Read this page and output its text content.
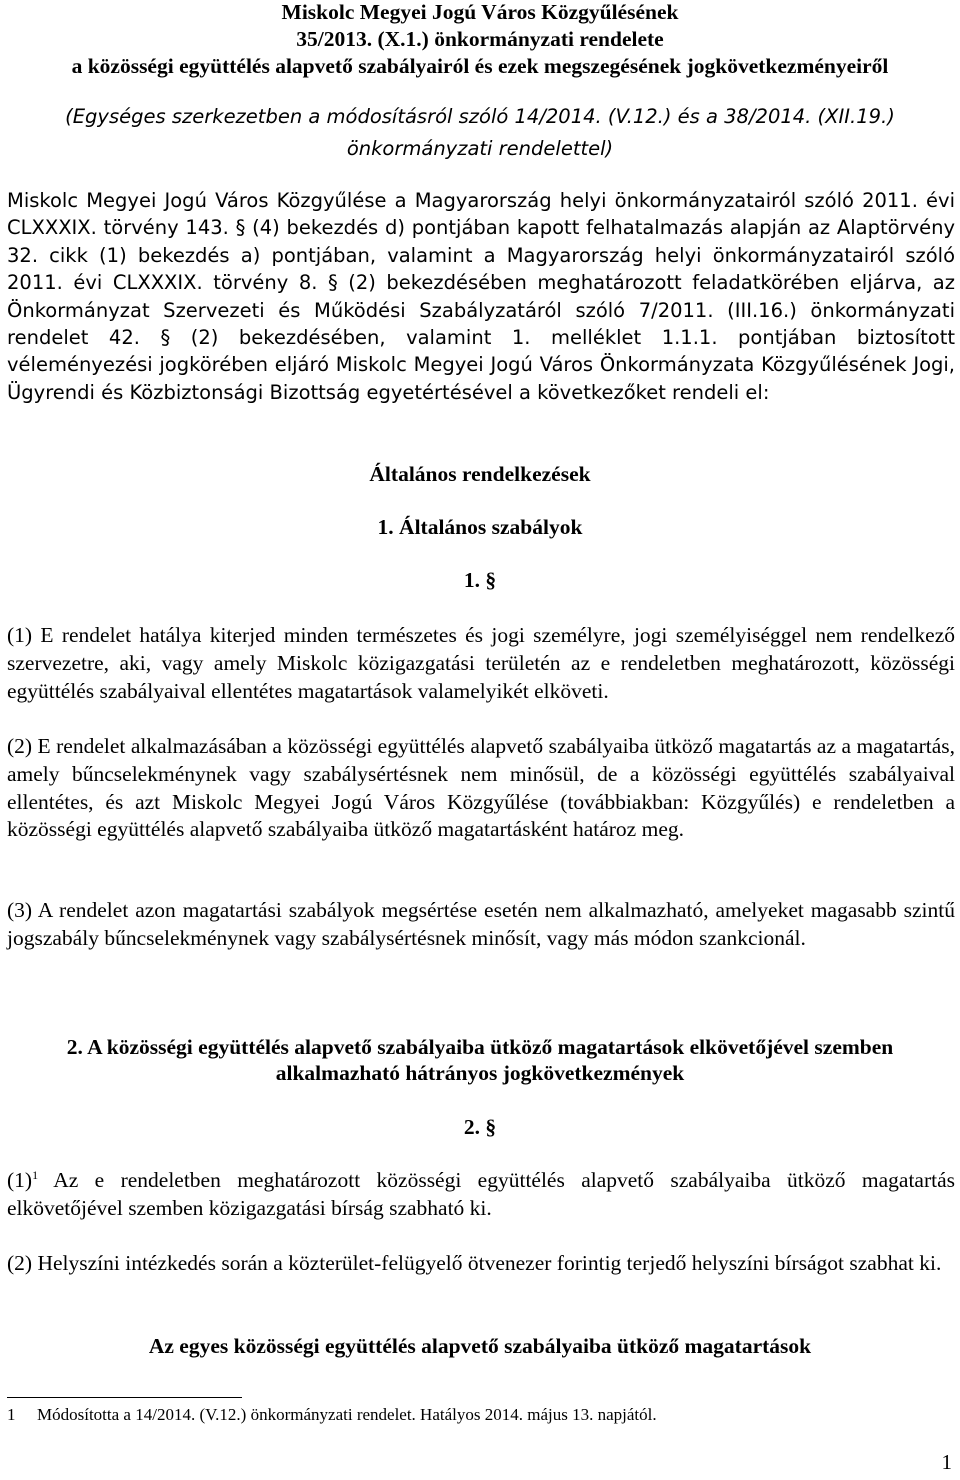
Miskolc Megyei Jogú Város Közgyűlésének
35/2013. (X.1.) önkormányzati rendelete
a közösségi együttélés alapvető szabályairól és ezek megszegésének jogkövetkezményeiről
(Egységes szerkezetben a módosításról szóló 14/2014. (V.12.) és a 38/2014. (XII.19.) önkormányzati rendelettel)
Miskolc Megyei Jogú Város Közgyűlése a Magyarország helyi önkormányzatairól szóló 2011. évi CLXXXIX. törvény 143. § (4) bekezdés d) pontjában kapott felhatalmazás alapján az Alaptörvény 32. cikk (1) bekezdés a) pontjában, valamint a Magyarország helyi önkormányzatairól szóló 2011. évi CLXXXIX. törvény 8. § (2) bekezdésében meghatározott feladatkörében eljárva, az Önkormányzat Szervezeti és Működési Szabályzatáról szóló 7/2011. (III.16.) önkormányzati rendelet 42. § (2) bekezdésében, valamint 1. melléklet 1.1.1. pontjában biztosított véleményezési jogkörében eljáró Miskolc Megyei Jogú Város Önkormányzata Közgyűlésének Jogi, Ügyrendi és Közbiztonsági Bizottság egyetértésével a következőket rendeli el:
Általános rendelkezések
1. Általános szabályok
1. §
(1) E rendelet hatálya kiterjed minden természetes és jogi személyre, jogi személyiséggel nem rendelkező szervezetre, aki, vagy amely Miskolc közigazgatási területén az e rendeletben meghatározott, közösségi együttélés szabályaival ellentétes magatartások valamelyikét elköveti.
(2) E rendelet alkalmazásában a közösségi együttélés alapvető szabályaiba ütköző magatartás az a magatartás, amely bűncselekménynek vagy szabálysértésnek nem minősül, de a közösségi együttélés szabályaival ellentétes, és azt Miskolc Megyei Jogú Város Közgyűlése (továbbiakban: Közgyűlés) e rendeletben a közösségi együttélés alapvető szabályaiba ütköző magatartásként határoz meg.
(3) A rendelet azon magatartási szabályok megsértése esetén nem alkalmazható, amelyeket magasabb szintű jogszabály bűncselekménynek vagy szabálysértésnek minősít, vagy más módon szankcionál.
2. A közösségi együttélés alapvető szabályaiba ütköző magatartások elkövetőjével szemben
alkalmazható hátrányos jogkövetkezmények
2. §
$(1)^1$ Az e rendeletben meghatározott közösségi együttélés alapvető szabályaiba ütköző magatartás elkövetőjével szemben közigazgatási bírság szabható ki.
(2) Helyszíni intézkedés során a közterület-felügyelő ötvenezer forintig terjedő helyszíni bírságot szabhat ki.
Az egyes közösségi együttélés alapvető szabályaiba ütköző magatartások
1 Módosította a 14/2014. (V.12.) önkormányzati rendelet. Hatályos 2014. május 13. napjától.
1
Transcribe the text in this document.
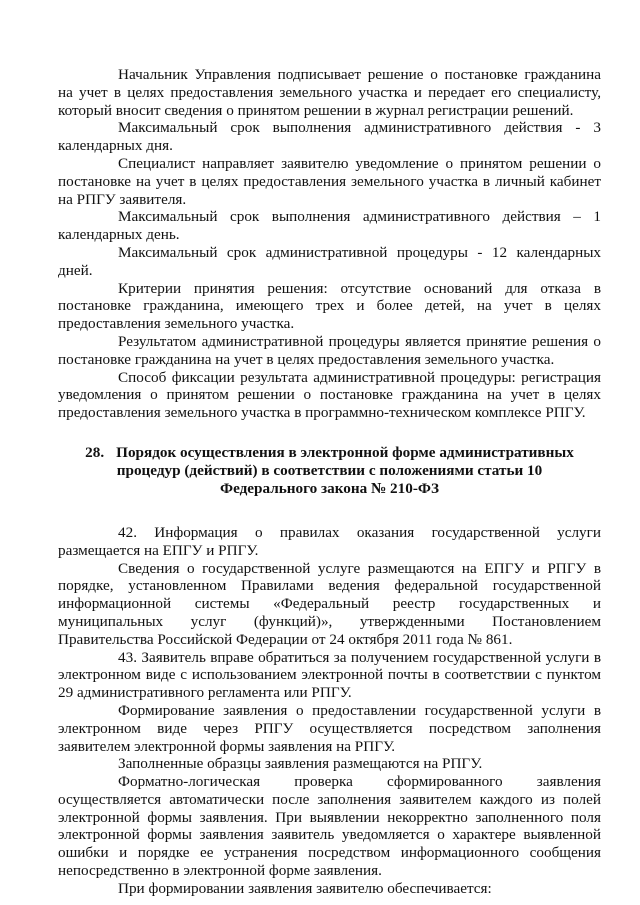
Начальник Управления подписывает решение о постановке гражданина на учет в целях предоставления земельного участка и передает его специалисту, который вносит сведения о принятом решении в журнал регистрации решений.

Максимальный срок выполнения административного действия - 3 календарных дня.

Специалист направляет заявителю уведомление о принятом решении о постановке на учет в целях предоставления земельного участка в личный кабинет на РПГУ заявителя.

Максимальный срок выполнения административного действия – 1 календарных день.

Максимальный срок административной процедуры - 12 календарных дней.

Критерии принятия решения: отсутствие оснований для отказа в постановке гражданина, имеющего трех и более детей, на учет в целях предоставления земельного участка.

Результатом административной процедуры является принятие решения о постановке гражданина на учет в целях предоставления земельного участка.

Способ фиксации результата административной процедуры: регистрация уведомления о принятом решении о постановке гражданина на учет в целях предоставления земельного участка в программно-техническом комплексе РПГУ.

28. Порядок осуществления в электронной форме административных процедур (действий) в соответствии с положениями статьи 10 Федерального закона № 210-ФЗ

42. Информация о правилах оказания государственной услуги размещается на ЕПГУ и РПГУ.

Сведения о государственной услуге размещаются на ЕПГУ и РПГУ в порядке, установленном Правилами ведения федеральной государственной информационной системы «Федеральный реестр государственных и муниципальных услуг (функций)», утвержденными Постановлением Правительства Российской Федерации от 24 октября 2011 года № 861.

43. Заявитель вправе обратиться за получением государственной услуги в электронном виде с использованием электронной почты в соответствии с пунктом 29 административного регламента или РПГУ.

Формирование заявления о предоставлении государственной услуги в электронном виде через РПГУ осуществляется посредством заполнения заявителем электронной формы заявления на РПГУ.

Заполненные образцы заявления размещаются на РПГУ.

Форматно-логическая проверка сформированного заявления осуществляется автоматически после заполнения заявителем каждого из полей электронной формы заявления. При выявлении некорректно заполненного поля электронной формы заявления заявитель уведомляется о характере выявленной ошибки и порядке ее устранения посредством информационного сообщения непосредственно в электронной форме заявления.

При формировании заявления заявителю обеспечивается:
________________
Select and copy every line of the listing with the word "календарных".

Максимальный срок выполнения административного действия - 3 календарных дня.
Максимальный срок выполнения административного действия – 1 календарных день.
Максимальный срок административной процедуры - 12 календарных дней.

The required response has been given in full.